■ What you will do: Identify each line holding the string "Treasury" and copy it.

Source data:
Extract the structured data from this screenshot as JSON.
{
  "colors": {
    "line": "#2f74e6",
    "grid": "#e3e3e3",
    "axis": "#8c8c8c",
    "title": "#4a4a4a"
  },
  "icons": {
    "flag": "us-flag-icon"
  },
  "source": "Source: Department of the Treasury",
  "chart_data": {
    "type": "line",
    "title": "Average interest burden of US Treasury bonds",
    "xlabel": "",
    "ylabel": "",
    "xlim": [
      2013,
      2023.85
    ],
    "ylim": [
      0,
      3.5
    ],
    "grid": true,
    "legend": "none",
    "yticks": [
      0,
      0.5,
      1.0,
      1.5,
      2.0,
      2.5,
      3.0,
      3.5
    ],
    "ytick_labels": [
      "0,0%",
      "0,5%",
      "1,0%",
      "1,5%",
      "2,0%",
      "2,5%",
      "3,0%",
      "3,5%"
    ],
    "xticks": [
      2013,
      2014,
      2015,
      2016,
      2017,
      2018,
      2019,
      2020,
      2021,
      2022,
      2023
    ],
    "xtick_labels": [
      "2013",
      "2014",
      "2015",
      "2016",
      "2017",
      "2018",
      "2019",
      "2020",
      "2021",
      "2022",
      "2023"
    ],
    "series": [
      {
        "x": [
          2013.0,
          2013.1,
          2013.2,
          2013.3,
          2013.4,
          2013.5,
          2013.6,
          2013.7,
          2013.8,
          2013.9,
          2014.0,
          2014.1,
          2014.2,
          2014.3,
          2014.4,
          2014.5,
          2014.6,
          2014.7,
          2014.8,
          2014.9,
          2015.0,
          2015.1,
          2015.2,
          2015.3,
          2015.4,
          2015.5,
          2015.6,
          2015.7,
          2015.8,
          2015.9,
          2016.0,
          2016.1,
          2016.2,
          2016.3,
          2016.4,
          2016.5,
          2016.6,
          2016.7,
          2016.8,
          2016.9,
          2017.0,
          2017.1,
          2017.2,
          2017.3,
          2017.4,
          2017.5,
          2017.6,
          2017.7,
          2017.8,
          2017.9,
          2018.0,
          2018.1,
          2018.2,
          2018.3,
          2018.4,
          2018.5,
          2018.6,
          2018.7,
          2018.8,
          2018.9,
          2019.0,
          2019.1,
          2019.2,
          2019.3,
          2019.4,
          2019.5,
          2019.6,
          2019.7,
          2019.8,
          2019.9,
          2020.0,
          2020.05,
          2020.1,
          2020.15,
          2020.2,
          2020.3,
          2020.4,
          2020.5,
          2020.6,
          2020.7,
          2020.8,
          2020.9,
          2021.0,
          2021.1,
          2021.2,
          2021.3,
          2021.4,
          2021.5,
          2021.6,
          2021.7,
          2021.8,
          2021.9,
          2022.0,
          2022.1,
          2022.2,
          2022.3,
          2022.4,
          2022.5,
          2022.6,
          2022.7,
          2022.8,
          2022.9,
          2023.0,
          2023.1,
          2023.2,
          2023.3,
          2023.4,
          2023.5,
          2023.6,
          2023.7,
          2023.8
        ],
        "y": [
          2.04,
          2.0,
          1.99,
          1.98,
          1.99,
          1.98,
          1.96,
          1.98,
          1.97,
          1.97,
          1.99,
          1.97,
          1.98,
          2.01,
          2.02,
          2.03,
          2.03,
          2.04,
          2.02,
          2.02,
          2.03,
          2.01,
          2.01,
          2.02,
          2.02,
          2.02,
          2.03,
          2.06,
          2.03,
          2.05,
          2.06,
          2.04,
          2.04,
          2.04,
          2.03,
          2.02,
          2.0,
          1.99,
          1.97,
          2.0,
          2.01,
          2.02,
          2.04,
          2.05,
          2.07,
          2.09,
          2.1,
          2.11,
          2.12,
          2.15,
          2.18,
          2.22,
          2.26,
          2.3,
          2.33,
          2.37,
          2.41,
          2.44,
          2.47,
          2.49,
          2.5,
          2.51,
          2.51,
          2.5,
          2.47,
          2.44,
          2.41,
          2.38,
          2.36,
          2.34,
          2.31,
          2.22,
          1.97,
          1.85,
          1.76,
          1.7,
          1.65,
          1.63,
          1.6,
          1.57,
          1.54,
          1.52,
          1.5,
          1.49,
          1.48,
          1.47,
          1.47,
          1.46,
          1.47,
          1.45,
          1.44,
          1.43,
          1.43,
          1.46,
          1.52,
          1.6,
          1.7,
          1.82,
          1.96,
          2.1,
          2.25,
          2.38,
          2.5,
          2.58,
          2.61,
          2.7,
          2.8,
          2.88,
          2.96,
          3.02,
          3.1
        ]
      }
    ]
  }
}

■ Expected output:
  "source": "Source: Department of the Treasury",
    "title": "Average interest burden of US Treasury bonds",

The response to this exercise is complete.